EXERCISE TASK »
Set the following entries down again exactly, line by line.

[Extracts from a graphics dataset]
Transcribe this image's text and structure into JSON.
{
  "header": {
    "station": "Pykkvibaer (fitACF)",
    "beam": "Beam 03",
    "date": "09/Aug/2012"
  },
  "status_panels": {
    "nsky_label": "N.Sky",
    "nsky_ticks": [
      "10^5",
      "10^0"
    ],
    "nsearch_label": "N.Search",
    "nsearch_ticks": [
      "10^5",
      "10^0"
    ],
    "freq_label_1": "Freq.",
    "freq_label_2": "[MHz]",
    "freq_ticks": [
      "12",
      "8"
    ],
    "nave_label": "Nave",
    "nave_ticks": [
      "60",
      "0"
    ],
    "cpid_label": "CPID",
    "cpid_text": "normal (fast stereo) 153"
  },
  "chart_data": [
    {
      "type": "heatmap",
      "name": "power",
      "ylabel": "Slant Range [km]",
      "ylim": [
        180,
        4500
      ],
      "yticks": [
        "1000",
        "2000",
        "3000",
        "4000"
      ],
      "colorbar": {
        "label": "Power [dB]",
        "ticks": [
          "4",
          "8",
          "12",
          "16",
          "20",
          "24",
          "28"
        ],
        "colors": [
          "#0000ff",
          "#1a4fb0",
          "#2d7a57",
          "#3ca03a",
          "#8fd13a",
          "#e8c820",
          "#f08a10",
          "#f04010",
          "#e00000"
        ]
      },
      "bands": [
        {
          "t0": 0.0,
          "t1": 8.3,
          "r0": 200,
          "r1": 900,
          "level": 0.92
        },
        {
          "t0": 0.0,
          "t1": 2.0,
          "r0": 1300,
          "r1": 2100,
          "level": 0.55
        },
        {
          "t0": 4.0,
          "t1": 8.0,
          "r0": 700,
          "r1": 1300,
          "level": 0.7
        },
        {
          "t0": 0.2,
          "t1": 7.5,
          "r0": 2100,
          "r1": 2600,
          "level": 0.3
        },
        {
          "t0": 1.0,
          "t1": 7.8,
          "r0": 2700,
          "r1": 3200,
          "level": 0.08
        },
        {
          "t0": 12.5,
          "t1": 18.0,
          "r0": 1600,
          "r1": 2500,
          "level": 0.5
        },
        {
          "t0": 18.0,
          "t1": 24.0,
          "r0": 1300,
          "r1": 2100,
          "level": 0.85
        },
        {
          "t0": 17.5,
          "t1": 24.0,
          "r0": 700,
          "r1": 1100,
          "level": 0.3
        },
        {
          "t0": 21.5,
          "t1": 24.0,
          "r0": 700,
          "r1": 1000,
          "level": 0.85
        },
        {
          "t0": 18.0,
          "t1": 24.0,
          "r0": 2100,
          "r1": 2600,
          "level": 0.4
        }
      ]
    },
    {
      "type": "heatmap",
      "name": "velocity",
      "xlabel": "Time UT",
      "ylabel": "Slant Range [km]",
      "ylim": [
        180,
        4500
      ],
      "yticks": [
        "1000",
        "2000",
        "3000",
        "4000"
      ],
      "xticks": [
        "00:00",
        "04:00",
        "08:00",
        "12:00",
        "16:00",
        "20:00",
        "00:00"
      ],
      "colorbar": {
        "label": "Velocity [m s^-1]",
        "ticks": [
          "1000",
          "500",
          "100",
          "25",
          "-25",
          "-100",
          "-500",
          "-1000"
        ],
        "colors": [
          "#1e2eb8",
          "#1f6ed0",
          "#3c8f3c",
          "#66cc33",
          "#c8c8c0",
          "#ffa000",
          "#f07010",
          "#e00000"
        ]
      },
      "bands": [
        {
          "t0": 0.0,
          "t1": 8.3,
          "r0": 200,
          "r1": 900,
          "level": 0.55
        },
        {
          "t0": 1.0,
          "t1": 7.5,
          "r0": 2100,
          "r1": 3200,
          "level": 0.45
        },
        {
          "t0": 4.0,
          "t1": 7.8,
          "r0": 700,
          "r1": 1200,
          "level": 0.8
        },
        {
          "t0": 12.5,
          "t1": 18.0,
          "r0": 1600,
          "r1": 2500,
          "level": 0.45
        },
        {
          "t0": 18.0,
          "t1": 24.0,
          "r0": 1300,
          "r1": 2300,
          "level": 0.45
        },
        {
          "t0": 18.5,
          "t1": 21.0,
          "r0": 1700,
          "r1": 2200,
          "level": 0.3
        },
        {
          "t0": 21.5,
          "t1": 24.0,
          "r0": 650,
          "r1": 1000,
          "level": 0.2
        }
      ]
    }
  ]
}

THE ANSWER »
Transcribe this image's text and structure into JSON.
{
  "header": {
    "station": "Pykkvibaer (fitACF)",
    "beam": "Beam 03",
    "date": "09/Aug/2012"
  },
  "status_panels": {
    "nsky_label": "N.Sky",
    "nsky_ticks": [
      "10^5",
      "10^0"
    ],
    "nsearch_label": "N.Search",
    "nsearch_ticks": [
      "10^5",
      "10^0"
    ],
    "freq_label_1": "Freq.",
    "freq_label_2": "[MHz]",
    "freq_ticks": [
      "12",
      "8"
    ],
    "nave_label": "Nave",
    "nave_ticks": [
      "60",
      "0"
    ],
    "cpid_label": "CPID",
    "cpid_text": "normal (fast stereo) 153"
  },
  "chart_data": [
    {
      "type": "heatmap",
      "name": "power",
      "ylabel": "Slant Range [km]",
      "ylim": [
        180,
        4500
      ],
      "yticks": [
        "1000",
        "2000",
        "3000",
        "4000"
      ],
      "colorbar": {
        "label": "Power [dB]",
        "ticks": [
          "4",
          "8",
          "12",
          "16",
          "20",
          "24",
          "28"
        ],
        "colors": [
          "#0000ff",
          "#1a4fb0",
          "#2d7a57",
          "#3ca03a",
          "#8fd13a",
          "#e8c820",
          "#f08a10",
          "#f04010",
          "#e00000"
        ]
      },
      "bands": [
        {
          "t0": 0.0,
          "t1": 8.3,
          "r0": 200,
          "r1": 900,
          "level": 0.92
        },
        {
          "t0": 0.0,
          "t1": 2.0,
          "r0": 1300,
          "r1": 2100,
          "level": 0.55
        },
        {
          "t0": 4.0,
          "t1": 8.0,
          "r0": 700,
          "r1": 1300,
          "level": 0.7
        },
        {
          "t0": 0.2,
          "t1": 7.5,
          "r0": 2100,
          "r1": 2600,
          "level": 0.3
        },
        {
          "t0": 1.0,
          "t1": 7.8,
          "r0": 2700,
          "r1": 3200,
          "level": 0.08
        },
        {
          "t0": 12.5,
          "t1": 18.0,
          "r0": 1600,
          "r1": 2500,
          "level": 0.5
        },
        {
          "t0": 18.0,
          "t1": 24.0,
          "r0": 1300,
          "r1": 2100,
          "level": 0.85
        },
        {
          "t0": 17.5,
          "t1": 24.0,
          "r0": 700,
          "r1": 1100,
          "level": 0.3
        },
        {
          "t0": 21.5,
          "t1": 24.0,
          "r0": 700,
          "r1": 1000,
          "level": 0.85
        },
        {
          "t0": 18.0,
          "t1": 24.0,
          "r0": 2100,
          "r1": 2600,
          "level": 0.4
        }
      ]
    },
    {
      "type": "heatmap",
      "name": "velocity",
      "xlabel": "Time UT",
      "ylabel": "Slant Range [km]",
      "ylim": [
        180,
        4500
      ],
      "yticks": [
        "1000",
        "2000",
        "3000",
        "4000"
      ],
      "xticks": [
        "00:00",
        "04:00",
        "08:00",
        "12:00",
        "16:00",
        "20:00",
        "00:00"
      ],
      "colorbar": {
        "label": "Velocity [m s^-1]",
        "ticks": [
          "1000",
          "500",
          "100",
          "25",
          "-25",
          "-100",
          "-500",
          "-1000"
        ],
        "colors": [
          "#1e2eb8",
          "#1f6ed0",
          "#3c8f3c",
          "#66cc33",
          "#c8c8c0",
          "#ffa000",
          "#f07010",
          "#e00000"
        ]
      },
      "bands": [
        {
          "t0": 0.0,
          "t1": 8.3,
          "r0": 200,
          "r1": 900,
          "level": 0.55
        },
        {
          "t0": 1.0,
          "t1": 7.5,
          "r0": 2100,
          "r1": 3200,
          "level": 0.45
        },
        {
          "t0": 4.0,
          "t1": 7.8,
          "r0": 700,
          "r1": 1200,
          "level": 0.8
        },
        {
          "t0": 12.5,
          "t1": 18.0,
          "r0": 1600,
          "r1": 2500,
          "level": 0.45
        },
        {
          "t0": 18.0,
          "t1": 24.0,
          "r0": 1300,
          "r1": 2300,
          "level": 0.45
        },
        {
          "t0": 18.5,
          "t1": 21.0,
          "r0": 1700,
          "r1": 2200,
          "level": 0.3
        },
        {
          "t0": 21.5,
          "t1": 24.0,
          "r0": 650,
          "r1": 1000,
          "level": 0.2
        }
      ]
    }
  ]
}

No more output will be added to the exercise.